━━━ DATASET RECORDS

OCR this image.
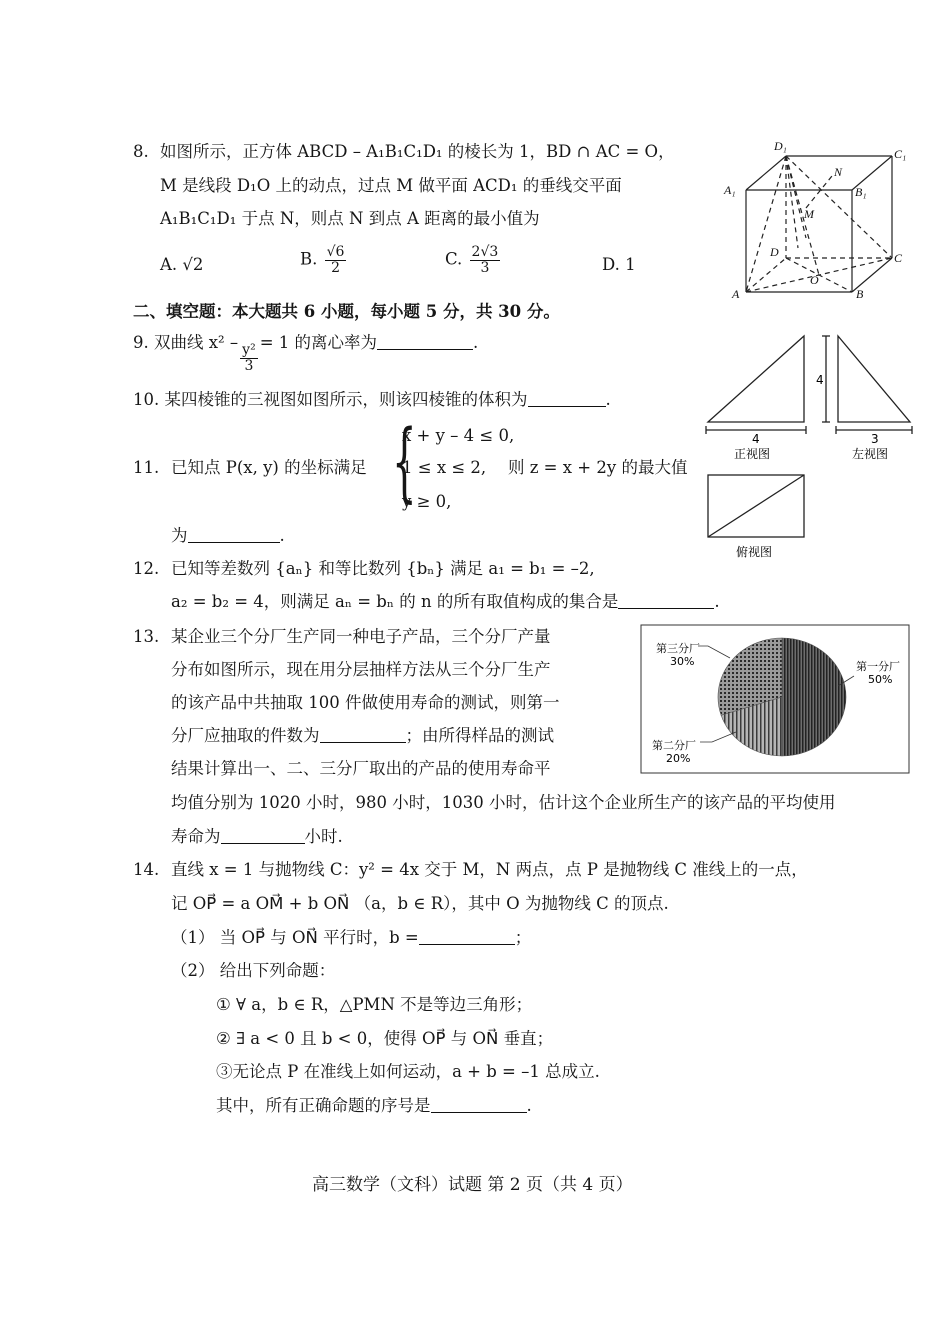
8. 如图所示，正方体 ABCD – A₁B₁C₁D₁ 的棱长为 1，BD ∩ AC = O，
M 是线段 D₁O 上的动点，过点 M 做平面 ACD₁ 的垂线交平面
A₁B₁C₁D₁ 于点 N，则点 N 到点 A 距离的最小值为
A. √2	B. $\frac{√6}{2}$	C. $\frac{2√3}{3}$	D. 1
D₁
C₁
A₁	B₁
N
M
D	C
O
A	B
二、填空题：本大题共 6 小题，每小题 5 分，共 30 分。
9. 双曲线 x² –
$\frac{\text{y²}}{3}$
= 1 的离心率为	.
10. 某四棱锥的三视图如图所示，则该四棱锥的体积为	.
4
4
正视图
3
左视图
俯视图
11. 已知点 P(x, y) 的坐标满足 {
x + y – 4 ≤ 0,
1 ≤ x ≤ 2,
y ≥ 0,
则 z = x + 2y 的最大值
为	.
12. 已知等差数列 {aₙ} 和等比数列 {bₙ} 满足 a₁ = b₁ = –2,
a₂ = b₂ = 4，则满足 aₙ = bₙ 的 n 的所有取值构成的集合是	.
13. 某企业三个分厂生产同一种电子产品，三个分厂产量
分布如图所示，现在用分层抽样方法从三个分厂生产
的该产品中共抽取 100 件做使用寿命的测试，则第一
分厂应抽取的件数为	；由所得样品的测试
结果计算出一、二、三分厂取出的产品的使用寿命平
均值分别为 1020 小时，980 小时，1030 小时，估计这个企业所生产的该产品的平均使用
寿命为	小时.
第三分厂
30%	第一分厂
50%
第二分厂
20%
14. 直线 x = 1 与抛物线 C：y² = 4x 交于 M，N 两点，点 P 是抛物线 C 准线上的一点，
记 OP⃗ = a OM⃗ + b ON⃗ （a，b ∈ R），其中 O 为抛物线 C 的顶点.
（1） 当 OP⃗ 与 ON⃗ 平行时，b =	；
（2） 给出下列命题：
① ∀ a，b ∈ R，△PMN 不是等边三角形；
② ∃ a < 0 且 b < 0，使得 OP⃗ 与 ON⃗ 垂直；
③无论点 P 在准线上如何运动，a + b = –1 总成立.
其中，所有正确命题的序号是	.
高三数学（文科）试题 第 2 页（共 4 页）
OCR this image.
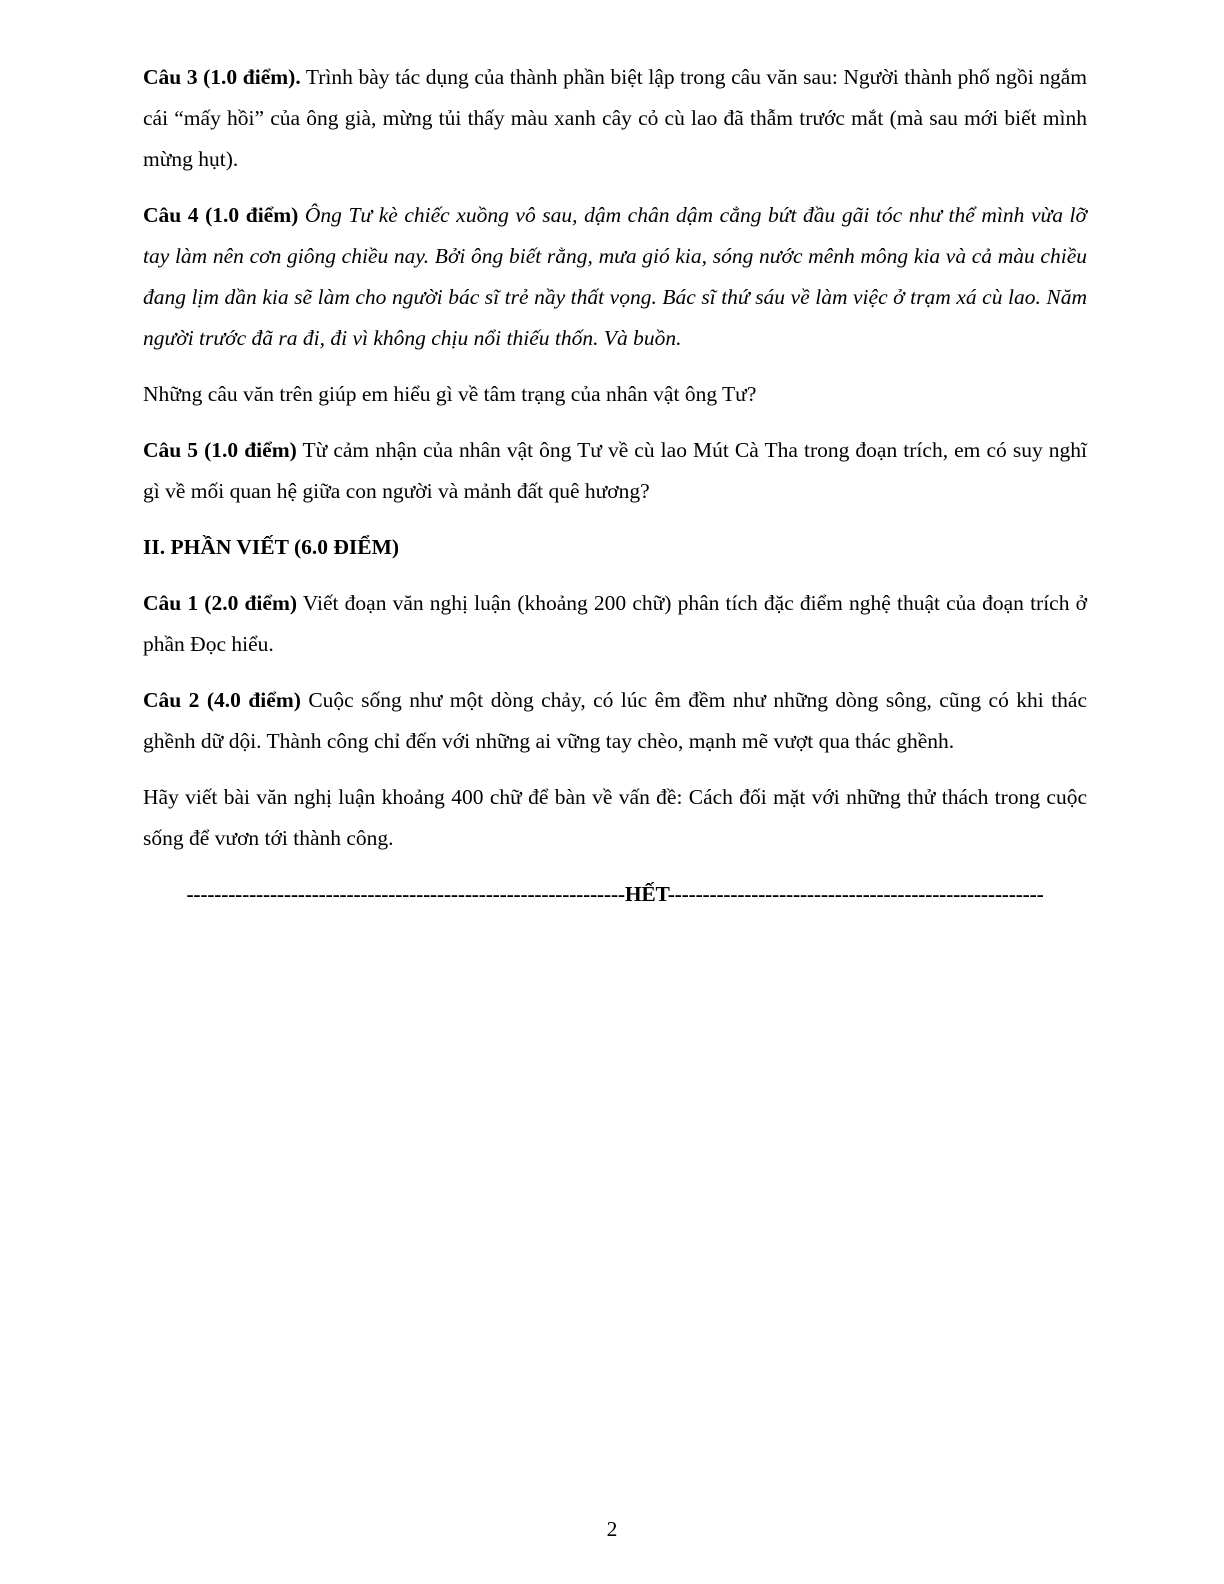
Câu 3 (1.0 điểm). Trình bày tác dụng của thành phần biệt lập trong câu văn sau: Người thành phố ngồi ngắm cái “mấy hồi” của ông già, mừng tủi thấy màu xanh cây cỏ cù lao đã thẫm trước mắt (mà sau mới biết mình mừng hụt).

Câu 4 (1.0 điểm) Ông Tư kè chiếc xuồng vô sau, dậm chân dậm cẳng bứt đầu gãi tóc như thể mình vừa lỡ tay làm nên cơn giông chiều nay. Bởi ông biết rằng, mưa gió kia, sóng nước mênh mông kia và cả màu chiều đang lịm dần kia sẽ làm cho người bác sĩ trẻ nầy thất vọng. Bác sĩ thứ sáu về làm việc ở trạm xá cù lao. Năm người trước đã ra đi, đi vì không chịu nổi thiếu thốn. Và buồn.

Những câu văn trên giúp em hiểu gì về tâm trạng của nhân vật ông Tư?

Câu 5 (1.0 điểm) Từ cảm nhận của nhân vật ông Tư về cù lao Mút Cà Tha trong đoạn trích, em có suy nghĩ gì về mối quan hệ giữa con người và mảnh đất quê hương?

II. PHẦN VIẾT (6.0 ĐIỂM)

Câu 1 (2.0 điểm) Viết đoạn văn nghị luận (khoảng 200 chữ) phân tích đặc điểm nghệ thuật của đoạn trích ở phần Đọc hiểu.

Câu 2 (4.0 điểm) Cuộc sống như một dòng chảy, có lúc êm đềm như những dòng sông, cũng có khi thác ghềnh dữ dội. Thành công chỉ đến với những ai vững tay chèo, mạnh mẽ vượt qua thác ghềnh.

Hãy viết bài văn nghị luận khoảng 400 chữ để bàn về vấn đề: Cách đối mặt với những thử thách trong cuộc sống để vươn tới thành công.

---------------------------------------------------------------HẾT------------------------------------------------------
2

━━━━━━
━━━ DATASET RECORDS

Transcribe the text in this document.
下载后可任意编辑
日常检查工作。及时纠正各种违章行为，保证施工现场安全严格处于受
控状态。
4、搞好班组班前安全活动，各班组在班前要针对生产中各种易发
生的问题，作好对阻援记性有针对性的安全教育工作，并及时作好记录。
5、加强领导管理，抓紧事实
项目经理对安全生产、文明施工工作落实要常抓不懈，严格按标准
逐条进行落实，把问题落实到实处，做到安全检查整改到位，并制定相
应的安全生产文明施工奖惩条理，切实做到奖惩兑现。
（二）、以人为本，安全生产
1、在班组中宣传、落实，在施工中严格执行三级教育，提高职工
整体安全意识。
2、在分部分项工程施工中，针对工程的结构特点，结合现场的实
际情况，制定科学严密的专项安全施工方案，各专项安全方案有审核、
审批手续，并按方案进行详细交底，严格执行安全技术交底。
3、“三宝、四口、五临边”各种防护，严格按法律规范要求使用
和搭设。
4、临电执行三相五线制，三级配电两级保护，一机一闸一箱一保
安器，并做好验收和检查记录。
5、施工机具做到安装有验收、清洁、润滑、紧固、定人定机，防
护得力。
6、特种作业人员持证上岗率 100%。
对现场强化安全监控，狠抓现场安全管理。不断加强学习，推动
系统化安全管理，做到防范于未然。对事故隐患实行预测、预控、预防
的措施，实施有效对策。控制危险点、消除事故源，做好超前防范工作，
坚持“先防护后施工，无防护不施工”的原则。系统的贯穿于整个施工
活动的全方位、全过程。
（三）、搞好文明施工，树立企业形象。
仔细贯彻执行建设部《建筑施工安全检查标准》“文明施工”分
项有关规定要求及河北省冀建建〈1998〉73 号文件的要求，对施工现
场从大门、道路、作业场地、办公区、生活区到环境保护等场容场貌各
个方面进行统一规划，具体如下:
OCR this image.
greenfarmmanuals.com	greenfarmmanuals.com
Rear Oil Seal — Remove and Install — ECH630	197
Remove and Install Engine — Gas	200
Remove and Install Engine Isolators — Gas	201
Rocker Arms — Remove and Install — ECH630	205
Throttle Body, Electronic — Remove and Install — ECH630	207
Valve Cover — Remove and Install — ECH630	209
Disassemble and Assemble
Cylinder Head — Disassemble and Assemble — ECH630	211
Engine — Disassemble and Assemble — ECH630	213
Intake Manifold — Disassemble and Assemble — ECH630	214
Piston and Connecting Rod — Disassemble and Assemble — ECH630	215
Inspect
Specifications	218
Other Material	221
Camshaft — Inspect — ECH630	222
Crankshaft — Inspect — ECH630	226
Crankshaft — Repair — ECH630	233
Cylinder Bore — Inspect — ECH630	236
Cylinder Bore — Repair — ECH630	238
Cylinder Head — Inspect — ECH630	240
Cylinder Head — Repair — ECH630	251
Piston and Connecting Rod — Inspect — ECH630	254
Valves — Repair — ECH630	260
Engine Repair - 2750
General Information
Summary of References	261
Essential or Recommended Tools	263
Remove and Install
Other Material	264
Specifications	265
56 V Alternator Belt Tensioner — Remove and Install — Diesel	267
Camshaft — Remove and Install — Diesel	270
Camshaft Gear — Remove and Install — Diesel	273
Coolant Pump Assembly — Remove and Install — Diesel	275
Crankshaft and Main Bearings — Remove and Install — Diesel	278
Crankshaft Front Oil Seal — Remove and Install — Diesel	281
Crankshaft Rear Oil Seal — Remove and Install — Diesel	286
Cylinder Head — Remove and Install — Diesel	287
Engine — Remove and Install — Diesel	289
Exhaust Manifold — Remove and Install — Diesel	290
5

━━━━━━

▶ [EXERCISE DESCRIPTION]:
Copy every line from the entries that contains the word "Camshaft".

▶ [TASK OUTPUT]:
Camshaft — Inspect — ECH630	222
Camshaft — Remove and Install — Diesel	270
Camshaft Gear — Remove and Install — Diesel	273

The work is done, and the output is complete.